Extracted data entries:
##########
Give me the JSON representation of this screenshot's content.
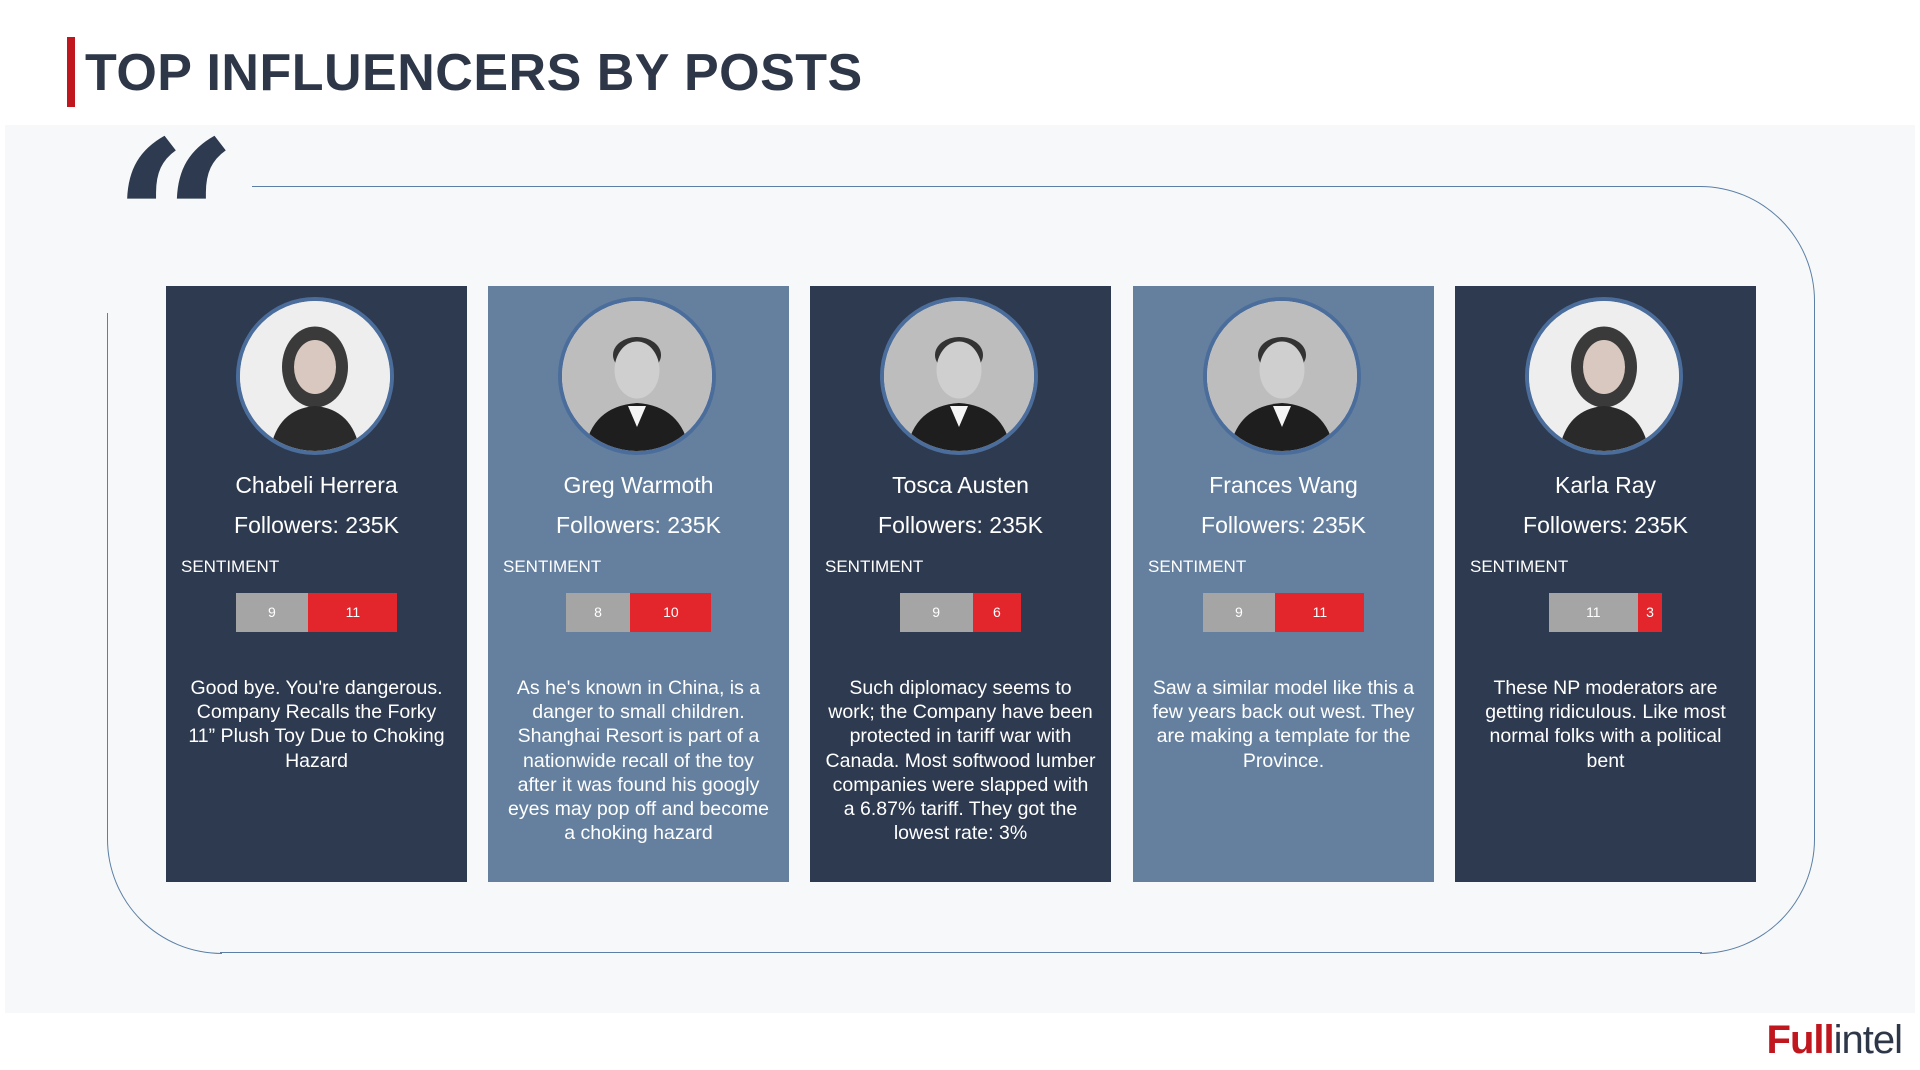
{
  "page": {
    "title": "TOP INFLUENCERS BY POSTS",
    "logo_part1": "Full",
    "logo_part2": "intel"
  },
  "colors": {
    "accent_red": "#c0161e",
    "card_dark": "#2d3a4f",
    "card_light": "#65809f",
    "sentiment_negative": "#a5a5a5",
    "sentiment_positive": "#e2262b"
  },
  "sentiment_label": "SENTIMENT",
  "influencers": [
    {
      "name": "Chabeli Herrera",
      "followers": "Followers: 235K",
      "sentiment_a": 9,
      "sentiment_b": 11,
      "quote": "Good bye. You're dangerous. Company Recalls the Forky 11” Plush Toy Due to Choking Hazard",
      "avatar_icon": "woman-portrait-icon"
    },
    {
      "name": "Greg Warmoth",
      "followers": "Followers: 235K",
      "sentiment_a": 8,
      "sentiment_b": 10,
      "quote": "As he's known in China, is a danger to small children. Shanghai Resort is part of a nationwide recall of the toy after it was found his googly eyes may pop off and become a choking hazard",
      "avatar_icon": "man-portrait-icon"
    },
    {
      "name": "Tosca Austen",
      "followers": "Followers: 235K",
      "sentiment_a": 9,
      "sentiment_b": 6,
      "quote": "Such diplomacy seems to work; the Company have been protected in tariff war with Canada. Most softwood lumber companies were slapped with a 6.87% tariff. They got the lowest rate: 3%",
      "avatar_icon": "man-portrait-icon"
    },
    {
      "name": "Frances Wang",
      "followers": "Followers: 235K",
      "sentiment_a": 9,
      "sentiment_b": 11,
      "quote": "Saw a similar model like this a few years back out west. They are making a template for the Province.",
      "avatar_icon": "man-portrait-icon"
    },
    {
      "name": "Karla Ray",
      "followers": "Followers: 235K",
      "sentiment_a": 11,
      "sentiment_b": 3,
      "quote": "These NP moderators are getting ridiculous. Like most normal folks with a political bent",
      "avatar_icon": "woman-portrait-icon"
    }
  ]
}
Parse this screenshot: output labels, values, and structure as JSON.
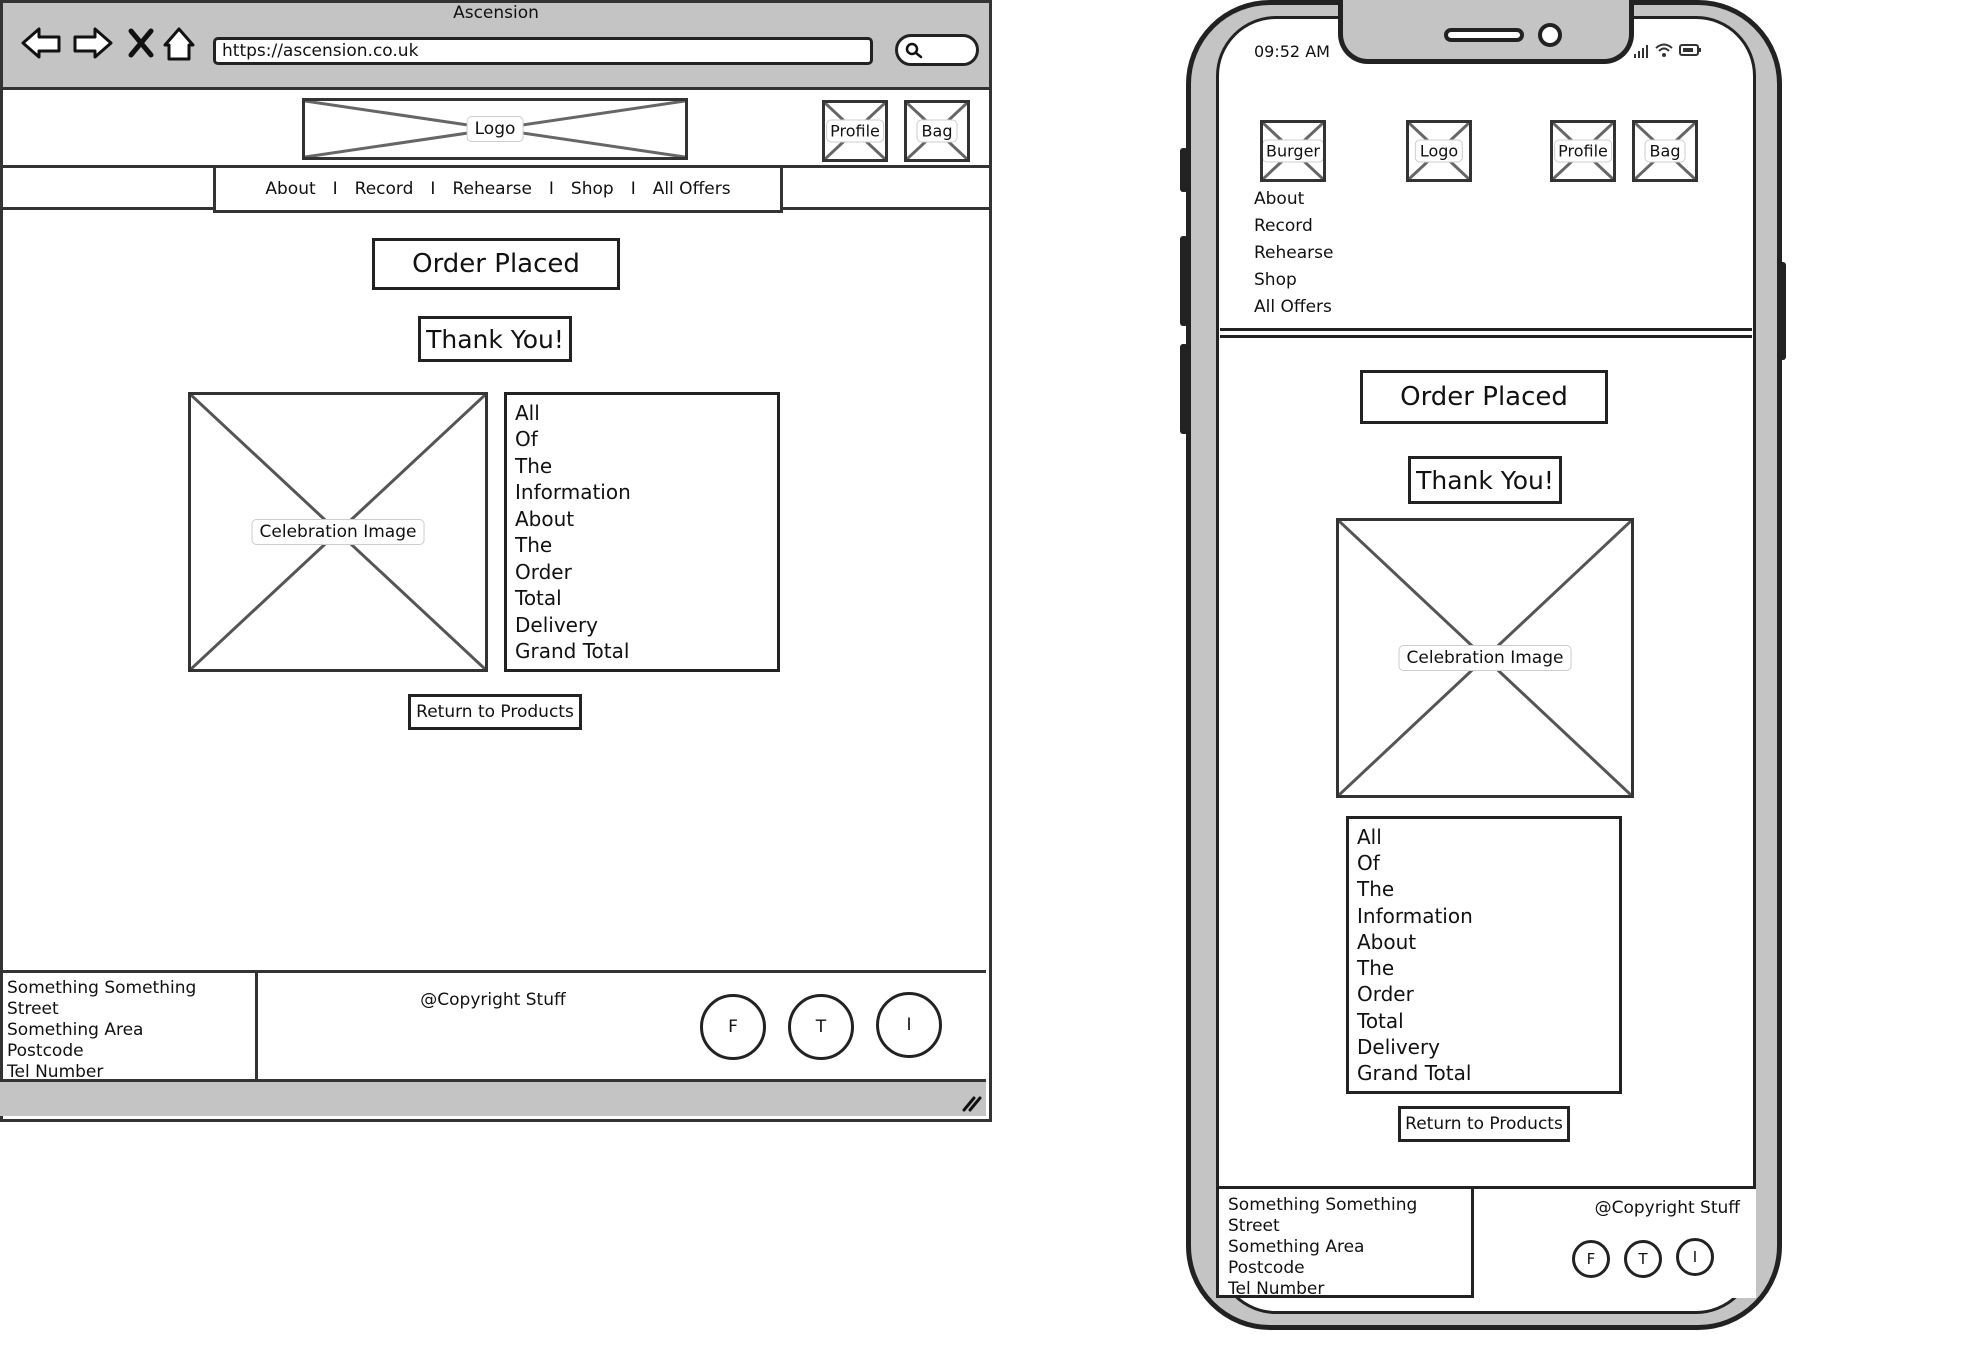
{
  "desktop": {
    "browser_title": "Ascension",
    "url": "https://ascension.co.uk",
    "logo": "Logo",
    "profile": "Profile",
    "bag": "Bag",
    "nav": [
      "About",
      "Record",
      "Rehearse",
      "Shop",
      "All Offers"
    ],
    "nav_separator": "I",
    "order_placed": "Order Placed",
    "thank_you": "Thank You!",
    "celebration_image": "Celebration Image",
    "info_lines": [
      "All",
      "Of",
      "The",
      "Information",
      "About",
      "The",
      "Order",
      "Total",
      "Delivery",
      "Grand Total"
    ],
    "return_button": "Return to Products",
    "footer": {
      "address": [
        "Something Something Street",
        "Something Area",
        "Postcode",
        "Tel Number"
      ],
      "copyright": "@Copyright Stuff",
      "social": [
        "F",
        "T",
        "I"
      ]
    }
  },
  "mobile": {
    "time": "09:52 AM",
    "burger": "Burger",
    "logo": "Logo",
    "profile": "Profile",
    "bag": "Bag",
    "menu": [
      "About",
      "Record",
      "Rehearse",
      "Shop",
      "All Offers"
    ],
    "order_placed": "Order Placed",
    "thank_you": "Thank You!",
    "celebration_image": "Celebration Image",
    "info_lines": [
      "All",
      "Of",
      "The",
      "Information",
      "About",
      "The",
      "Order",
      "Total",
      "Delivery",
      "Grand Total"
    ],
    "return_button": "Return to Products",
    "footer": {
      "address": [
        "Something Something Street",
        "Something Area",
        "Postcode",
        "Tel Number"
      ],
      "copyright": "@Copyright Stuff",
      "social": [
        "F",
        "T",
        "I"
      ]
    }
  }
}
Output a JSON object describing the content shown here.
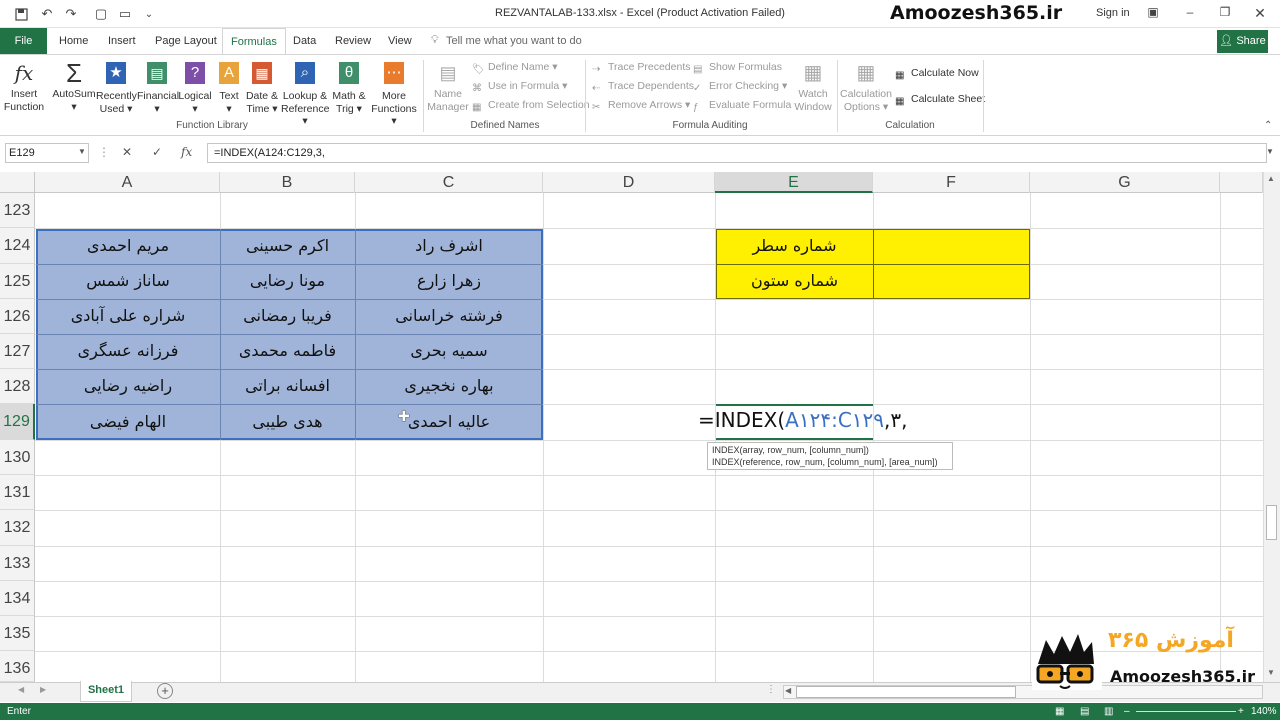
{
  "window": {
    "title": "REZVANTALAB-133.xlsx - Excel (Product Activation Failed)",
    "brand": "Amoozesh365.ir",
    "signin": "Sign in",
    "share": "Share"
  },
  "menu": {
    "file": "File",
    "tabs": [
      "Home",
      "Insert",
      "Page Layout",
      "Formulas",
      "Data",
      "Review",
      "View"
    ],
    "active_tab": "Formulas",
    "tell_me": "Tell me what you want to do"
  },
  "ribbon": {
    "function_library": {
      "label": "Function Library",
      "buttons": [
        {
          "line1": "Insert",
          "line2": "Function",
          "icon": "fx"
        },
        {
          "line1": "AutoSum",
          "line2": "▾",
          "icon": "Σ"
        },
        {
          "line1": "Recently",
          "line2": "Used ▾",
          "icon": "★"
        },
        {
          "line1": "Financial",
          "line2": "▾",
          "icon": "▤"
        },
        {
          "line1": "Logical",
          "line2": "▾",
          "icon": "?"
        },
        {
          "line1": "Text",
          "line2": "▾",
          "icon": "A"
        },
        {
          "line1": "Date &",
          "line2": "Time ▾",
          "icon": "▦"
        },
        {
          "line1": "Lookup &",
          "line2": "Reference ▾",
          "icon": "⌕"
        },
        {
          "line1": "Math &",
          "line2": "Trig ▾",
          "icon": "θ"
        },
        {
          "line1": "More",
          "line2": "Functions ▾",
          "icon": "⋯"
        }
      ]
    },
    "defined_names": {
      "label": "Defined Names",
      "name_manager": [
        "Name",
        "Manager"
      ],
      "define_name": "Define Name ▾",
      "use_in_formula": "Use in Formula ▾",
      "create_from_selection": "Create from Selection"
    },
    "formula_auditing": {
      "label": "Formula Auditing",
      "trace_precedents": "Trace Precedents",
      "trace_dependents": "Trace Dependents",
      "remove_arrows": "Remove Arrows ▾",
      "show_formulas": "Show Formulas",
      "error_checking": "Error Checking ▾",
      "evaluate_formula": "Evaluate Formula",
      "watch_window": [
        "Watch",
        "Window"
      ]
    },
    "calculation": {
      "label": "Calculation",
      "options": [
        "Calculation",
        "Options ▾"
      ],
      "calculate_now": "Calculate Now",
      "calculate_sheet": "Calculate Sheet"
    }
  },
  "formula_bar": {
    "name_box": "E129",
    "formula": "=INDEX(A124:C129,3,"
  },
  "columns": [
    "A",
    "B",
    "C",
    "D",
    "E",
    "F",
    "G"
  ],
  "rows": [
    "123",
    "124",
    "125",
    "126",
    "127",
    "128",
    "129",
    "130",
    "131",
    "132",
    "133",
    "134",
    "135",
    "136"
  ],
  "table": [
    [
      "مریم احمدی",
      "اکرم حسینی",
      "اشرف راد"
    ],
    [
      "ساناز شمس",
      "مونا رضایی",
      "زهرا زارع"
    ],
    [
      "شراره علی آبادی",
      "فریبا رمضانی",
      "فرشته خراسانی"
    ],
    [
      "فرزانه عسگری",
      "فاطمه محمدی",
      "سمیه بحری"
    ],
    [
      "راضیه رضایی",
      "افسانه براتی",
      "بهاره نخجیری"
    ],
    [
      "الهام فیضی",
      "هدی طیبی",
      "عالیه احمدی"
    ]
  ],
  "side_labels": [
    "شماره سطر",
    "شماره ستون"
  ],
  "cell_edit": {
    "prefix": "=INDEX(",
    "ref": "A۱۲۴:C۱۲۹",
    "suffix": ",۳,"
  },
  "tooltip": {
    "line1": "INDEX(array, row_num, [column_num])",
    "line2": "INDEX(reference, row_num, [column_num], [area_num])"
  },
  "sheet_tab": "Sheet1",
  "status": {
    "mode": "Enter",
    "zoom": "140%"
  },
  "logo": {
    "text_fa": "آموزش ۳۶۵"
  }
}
##########
Task instructions: Tally the lines of the listing in which the word "screenshot" occurs, and state the total alone.

Answer for the task: 2